[start of DATASET RECORDS]

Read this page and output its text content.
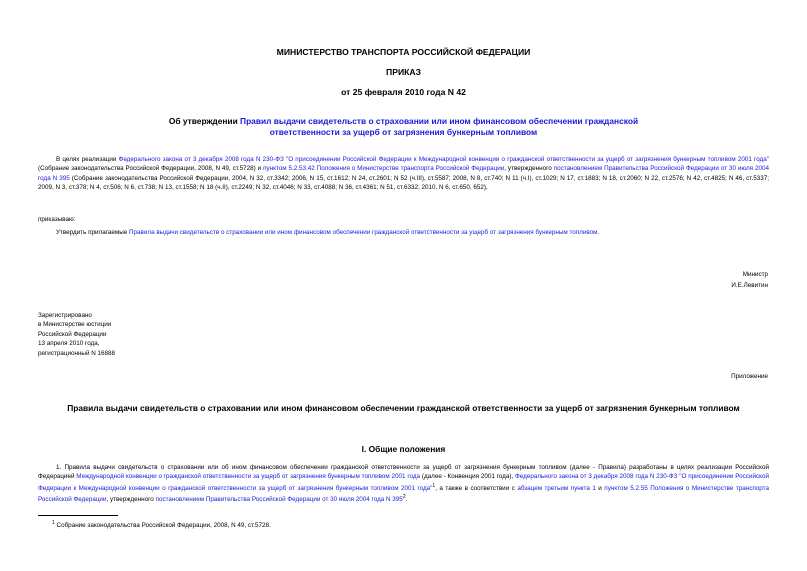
МИНИСТЕРСТВО ТРАНСПОРТА РОССИЙСКОЙ ФЕДЕРАЦИИ
ПРИКАЗ
от 25 февраля 2010 года N 42
Об утверждении Правил выдачи свидетельств о страховании или ином финансовом обеспечении гражданской ответственности за ущерб от загрязнения бункерным топливом
В целях реализации Федерального закона от 3 декабря 2008 года N 230-ФЗ "О присоединении Российской Федерации к Международной конвенции о гражданской ответственности за ущерб от загрязнения бункерным топливом 2001 года" (Собрание законодательства Российской Федерации, 2008, N 49, ст.5728) и пунктом 5.2.53.42 Положения о Министерстве транспорта Российской Федерации, утвержденного постановлением Правительства Российской Федерации от 30 июля 2004 года N 395 (Собрание законодательства Российской Федерации, 2004, N 32, ст.3342; 2006, N 15, ст.1612; N 24, ст.2601; N 52 (ч.III), ст.5587; 2008, N 8, ст.740; N 11 (ч.I), ст.1029; N 17, ст.1883; N 18, ст.2060; N 22, ст.2576; N 42, ст.4825; N 46, ст.5337; 2009, N 3, ст.378; N 4, ст.506; N 6, ст.738; N 13, ст.1558; N 18 (ч.II), ст.2249; N 32, ст.4046; N 33, ст.4088; N 36, ст.4361; N 51, ст.6332; 2010, N 6, ст.650, 652),
приказываю:
Утвердить прилагаемые Правила выдачи свидетельств о страховании или ином финансовом обеспечении гражданской ответственности за ущерб от загрязнения бункерным топливом.
Министр
И.Е.Левитин

Зарегистрировано

в Министерстве юстиции

Российской Федерации

13 апреля 2010 года,

регистрационный N 16888

Приложение
Правила выдачи свидетельств о страховании или ином финансовом обеспечении гражданской ответственности за ущерб от загрязнения бункерным топливом
I. Общие положения
1. Правила выдачи свидетельств о страховании или об ином финансовом обеспечении гражданской ответственности за ущерб от загрязнения бункерным топливом (далее - Правила) разработаны в целях реализации Российской Федерацией Международной конвенции о гражданской ответственности за ущерб от загрязнения бункерным топливом 2001 года (далее - Конвенция 2001 года), Федерального закона от 3 декабря 2008 года N 230-ФЗ "О присоединении Российской Федерации к Международной конвенции о гражданской ответственности за ущерб от загрязнения бункерным топливом 2001 года"$^1$, а также в соответствии с абзацем третьим пункта 1 и пунктом 5.2.55 Положения о Министерстве транспорта Российской Федерации, утвержденного постановлением Правительства Российской Федерации от 30 июля 2004 года N $395^2$.
$^1$ Собрание законодательства Российской Федерации, 2008, N 49, ст.5728.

[end of DATASET RECORDS]

**DO THIS:** Restate the whole of the material word for word without the pictures.

**EXERCISE SOLUTION:**
Read this page and output its text content.
МИНИСТЕРСТВО ТРАНСПОРТА РОССИЙСКОЙ ФЕДЕРАЦИИ
ПРИКАЗ
от 25 февраля 2010 года N 42
Об утверждении Правил выдачи свидетельств о страховании или ином финансовом обеспечении гражданской ответственности за ущерб от загрязнения бункерным топливом
В целях реализации Федерального закона от 3 декабря 2008 года N 230-ФЗ "О присоединении Российской Федерации к Международной конвенции о гражданской ответственности за ущерб от загрязнения бункерным топливом 2001 года" (Собрание законодательства Российской Федерации, 2008, N 49, ст.5728) и пунктом 5.2.53.42 Положения о Министерстве транспорта Российской Федерации, утвержденного постановлением Правительства Российской Федерации от 30 июля 2004 года N 395 (Собрание законодательства Российской Федерации, 2004, N 32, ст.3342; 2006, N 15, ст.1612; N 24, ст.2601; N 52 (ч.III), ст.5587; 2008, N 8, ст.740; N 11 (ч.I), ст.1029; N 17, ст.1883; N 18, ст.2060; N 22, ст.2576; N 42, ст.4825; N 46, ст.5337; 2009, N 3, ст.378; N 4, ст.506; N 6, ст.738; N 13, ст.1558; N 18 (ч.II), ст.2249; N 32, ст.4046; N 33, ст.4088; N 36, ст.4361; N 51, ст.6332; 2010, N 6, ст.650, 652),
приказываю:
Утвердить прилагаемые Правила выдачи свидетельств о страховании или ином финансовом обеспечении гражданской ответственности за ущерб от загрязнения бункерным топливом.
Министр
И.Е.Левитин

Зарегистрировано

в Министерстве юстиции

Российской Федерации

13 апреля 2010 года,

регистрационный N 16888

Приложение
Правила выдачи свидетельств о страховании или ином финансовом обеспечении гражданской ответственности за ущерб от загрязнения бункерным топливом
I. Общие положения
1. Правила выдачи свидетельств о страховании или об ином финансовом обеспечении гражданской ответственности за ущерб от загрязнения бункерным топливом (далее - Правила) разработаны в целях реализации Российской Федерацией Международной конвенции о гражданской ответственности за ущерб от загрязнения бункерным топливом 2001 года (далее - Конвенция 2001 года), Федерального закона от 3 декабря 2008 года N 230-ФЗ "О присоединении Российской Федерации к Международной конвенции о гражданской ответственности за ущерб от загрязнения бункерным топливом 2001 года"$^1$, а также в соответствии с абзацем третьим пункта 1 и пунктом 5.2.55 Положения о Министерстве транспорта Российской Федерации, утвержденного постановлением Правительства Российской Федерации от 30 июля 2004 года N $395^2$.
$^1$ Собрание законодательства Российской Федерации, 2008, N 49, ст.5728.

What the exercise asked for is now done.